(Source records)
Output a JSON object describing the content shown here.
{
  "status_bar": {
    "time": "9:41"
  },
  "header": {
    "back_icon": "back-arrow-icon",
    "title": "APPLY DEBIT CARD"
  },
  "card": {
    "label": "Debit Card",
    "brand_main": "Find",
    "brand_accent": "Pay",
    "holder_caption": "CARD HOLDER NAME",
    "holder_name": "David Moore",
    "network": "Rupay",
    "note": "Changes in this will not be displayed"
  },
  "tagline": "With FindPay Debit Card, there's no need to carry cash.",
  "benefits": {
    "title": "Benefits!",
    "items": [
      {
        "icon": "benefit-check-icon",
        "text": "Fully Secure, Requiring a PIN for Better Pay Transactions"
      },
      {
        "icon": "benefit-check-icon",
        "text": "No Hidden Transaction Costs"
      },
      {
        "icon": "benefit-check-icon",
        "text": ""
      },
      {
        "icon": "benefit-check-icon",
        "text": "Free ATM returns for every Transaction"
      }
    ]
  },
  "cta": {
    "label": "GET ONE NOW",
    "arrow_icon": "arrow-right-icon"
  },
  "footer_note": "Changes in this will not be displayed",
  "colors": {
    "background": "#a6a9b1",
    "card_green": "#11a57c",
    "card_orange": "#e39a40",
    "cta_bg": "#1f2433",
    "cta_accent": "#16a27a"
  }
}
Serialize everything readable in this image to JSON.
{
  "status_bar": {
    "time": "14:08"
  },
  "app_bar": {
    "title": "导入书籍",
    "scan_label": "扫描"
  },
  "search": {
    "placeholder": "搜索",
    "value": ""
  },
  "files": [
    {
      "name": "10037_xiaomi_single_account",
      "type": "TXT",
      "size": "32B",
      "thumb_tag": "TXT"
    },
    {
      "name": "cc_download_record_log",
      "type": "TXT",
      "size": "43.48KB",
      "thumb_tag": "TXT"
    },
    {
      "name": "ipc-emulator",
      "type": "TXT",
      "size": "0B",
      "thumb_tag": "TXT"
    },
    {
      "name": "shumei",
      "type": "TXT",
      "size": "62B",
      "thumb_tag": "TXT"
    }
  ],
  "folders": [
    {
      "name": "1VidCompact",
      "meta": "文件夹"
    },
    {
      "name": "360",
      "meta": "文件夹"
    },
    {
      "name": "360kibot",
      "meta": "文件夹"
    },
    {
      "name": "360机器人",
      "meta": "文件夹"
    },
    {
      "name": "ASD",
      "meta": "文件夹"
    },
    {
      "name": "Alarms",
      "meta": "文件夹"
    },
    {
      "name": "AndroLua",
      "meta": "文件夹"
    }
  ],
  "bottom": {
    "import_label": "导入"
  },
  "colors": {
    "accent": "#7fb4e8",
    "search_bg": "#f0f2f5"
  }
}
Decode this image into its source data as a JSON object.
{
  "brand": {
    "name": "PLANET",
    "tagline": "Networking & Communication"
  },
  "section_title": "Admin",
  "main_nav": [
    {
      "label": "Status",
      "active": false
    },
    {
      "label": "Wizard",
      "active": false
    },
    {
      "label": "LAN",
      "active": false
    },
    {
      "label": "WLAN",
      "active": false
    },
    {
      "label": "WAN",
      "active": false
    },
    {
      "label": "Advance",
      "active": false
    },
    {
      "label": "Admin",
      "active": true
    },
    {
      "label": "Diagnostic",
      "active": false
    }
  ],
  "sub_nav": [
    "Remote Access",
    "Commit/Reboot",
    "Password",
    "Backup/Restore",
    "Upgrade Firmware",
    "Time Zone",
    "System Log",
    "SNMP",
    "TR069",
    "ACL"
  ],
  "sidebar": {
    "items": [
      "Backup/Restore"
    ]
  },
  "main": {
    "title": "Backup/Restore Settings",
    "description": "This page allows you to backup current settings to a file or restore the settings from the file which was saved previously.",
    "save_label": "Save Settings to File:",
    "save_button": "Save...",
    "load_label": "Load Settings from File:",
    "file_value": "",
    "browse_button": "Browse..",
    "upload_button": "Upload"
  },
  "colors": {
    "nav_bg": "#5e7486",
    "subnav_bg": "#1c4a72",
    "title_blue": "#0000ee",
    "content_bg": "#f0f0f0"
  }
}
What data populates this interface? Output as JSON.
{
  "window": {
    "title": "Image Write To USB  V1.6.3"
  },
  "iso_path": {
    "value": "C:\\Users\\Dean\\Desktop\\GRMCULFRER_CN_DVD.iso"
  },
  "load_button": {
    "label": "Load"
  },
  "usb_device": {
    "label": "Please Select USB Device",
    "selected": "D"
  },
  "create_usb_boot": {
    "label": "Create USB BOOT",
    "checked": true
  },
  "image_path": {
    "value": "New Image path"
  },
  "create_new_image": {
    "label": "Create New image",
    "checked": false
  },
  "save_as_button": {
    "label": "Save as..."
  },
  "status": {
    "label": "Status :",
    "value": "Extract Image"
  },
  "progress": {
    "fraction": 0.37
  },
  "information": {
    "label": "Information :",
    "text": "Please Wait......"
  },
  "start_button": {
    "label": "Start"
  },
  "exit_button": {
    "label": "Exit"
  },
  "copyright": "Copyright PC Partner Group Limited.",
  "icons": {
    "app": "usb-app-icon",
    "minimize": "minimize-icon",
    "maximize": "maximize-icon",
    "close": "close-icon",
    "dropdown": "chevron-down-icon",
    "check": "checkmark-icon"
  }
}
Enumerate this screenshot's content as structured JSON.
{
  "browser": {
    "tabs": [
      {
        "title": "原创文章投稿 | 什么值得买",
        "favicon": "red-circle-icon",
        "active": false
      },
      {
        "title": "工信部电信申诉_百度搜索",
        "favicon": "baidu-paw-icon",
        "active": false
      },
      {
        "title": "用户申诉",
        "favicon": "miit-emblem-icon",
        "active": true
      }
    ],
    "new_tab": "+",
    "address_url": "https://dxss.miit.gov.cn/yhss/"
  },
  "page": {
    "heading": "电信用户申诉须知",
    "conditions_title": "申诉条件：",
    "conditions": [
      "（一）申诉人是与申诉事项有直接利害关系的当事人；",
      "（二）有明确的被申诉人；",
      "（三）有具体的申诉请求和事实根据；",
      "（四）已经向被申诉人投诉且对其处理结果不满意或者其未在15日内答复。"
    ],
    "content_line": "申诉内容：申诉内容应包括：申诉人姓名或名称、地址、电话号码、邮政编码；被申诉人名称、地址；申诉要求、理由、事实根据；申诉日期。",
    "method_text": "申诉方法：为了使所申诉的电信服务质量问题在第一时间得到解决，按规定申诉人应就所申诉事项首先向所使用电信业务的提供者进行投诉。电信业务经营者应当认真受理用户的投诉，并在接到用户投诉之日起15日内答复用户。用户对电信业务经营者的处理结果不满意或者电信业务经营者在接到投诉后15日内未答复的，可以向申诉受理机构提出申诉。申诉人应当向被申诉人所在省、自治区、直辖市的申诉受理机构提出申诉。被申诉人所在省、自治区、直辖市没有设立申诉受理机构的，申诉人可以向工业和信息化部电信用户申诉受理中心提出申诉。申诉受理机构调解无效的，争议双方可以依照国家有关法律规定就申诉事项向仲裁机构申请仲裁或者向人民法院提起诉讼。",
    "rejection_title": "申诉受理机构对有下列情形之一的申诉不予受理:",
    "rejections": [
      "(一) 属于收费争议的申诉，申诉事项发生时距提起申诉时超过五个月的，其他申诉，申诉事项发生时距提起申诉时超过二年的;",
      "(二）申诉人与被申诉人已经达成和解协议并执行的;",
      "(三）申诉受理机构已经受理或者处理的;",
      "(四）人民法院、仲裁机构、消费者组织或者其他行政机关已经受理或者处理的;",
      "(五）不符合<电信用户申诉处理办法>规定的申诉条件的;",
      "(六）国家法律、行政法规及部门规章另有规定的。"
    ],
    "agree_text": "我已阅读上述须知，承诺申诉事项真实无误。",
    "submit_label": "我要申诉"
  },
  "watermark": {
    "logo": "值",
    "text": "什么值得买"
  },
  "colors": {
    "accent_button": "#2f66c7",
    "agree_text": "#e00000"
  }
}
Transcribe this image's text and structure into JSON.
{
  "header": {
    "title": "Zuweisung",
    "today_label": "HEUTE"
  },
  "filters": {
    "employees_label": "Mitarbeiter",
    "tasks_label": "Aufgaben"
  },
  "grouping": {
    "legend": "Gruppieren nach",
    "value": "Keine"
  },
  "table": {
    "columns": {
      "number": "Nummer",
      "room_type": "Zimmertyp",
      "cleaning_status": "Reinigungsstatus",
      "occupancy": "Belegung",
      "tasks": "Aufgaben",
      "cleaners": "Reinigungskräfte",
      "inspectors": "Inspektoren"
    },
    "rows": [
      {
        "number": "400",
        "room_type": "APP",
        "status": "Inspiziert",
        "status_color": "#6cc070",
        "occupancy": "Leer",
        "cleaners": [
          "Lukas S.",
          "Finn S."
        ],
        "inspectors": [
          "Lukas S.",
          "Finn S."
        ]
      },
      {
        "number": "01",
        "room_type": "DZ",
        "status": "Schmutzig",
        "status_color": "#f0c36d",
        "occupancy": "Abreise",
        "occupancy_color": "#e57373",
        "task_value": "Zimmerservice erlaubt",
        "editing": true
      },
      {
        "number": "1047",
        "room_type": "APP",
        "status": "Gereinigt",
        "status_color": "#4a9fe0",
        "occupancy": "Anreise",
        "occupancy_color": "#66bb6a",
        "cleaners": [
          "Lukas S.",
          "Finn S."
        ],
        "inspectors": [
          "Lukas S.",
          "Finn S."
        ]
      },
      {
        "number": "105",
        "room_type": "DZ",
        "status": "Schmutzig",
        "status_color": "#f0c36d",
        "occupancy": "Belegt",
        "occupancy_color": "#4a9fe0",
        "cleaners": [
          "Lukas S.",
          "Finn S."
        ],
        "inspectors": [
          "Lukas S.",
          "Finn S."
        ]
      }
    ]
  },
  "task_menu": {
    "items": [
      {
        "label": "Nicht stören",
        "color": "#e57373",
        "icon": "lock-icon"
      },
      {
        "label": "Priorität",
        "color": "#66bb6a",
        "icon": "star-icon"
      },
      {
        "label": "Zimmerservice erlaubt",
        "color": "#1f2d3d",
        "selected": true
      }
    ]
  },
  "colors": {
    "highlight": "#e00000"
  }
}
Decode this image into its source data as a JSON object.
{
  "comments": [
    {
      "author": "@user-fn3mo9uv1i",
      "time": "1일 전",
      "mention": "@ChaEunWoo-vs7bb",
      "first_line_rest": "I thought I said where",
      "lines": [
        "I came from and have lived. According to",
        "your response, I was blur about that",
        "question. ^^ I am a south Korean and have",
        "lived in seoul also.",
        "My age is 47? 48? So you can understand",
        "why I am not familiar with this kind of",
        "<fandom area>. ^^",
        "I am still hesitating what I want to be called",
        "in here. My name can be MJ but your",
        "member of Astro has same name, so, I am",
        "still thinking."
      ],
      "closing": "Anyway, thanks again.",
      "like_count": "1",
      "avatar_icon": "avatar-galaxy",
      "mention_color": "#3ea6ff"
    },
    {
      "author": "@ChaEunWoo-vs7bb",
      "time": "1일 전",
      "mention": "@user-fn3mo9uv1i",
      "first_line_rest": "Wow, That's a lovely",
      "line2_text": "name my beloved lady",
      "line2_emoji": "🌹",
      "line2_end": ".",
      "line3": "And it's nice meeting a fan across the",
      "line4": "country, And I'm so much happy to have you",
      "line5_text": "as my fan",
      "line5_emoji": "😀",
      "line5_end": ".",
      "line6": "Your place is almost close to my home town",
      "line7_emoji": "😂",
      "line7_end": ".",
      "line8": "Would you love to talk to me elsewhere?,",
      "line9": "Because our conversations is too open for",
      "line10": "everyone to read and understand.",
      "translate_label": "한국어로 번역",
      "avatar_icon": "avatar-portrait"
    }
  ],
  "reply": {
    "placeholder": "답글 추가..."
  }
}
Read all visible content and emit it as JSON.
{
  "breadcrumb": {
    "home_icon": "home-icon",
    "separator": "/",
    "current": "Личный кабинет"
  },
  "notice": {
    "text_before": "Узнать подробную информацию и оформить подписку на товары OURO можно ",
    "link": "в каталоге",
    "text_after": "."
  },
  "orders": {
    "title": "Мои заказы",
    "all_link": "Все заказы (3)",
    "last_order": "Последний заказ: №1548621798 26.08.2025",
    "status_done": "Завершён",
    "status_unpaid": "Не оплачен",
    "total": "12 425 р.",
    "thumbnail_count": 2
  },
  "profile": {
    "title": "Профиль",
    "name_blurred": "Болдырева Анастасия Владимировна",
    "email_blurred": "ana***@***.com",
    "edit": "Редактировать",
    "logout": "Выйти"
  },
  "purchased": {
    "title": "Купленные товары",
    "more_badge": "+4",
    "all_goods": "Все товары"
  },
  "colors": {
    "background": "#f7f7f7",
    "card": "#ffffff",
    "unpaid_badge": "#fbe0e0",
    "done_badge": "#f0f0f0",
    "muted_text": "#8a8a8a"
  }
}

> _Work to do_
Reproduce the lines of the entries above exactly, but only from the line containing "Read all visible content and emit it as JSON." through the final line.

> _Answer below_
Read all visible content and emit it as JSON.
{
  "breadcrumb": {
    "home_icon": "home-icon",
    "separator": "/",
    "current": "Личный кабинет"
  },
  "notice": {
    "text_before": "Узнать подробную информацию и оформить подписку на товары OURO можно ",
    "link": "в каталоге",
    "text_after": "."
  },
  "orders": {
    "title": "Мои заказы",
    "all_link": "Все заказы (3)",
    "last_order": "Последний заказ: №1548621798 26.08.2025",
    "status_done": "Завершён",
    "status_unpaid": "Не оплачен",
    "total": "12 425 р.",
    "thumbnail_count": 2
  },
  "profile": {
    "title": "Профиль",
    "name_blurred": "Болдырева Анастасия Владимировна",
    "email_blurred": "ana***@***.com",
    "edit": "Редактировать",
    "logout": "Выйти"
  },
  "purchased": {
    "title": "Купленные товары",
    "more_badge": "+4",
    "all_goods": "Все товары"
  },
  "colors": {
    "background": "#f7f7f7",
    "card": "#ffffff",
    "unpaid_badge": "#fbe0e0",
    "done_badge": "#f0f0f0",
    "muted_text": "#8a8a8a"
  }
}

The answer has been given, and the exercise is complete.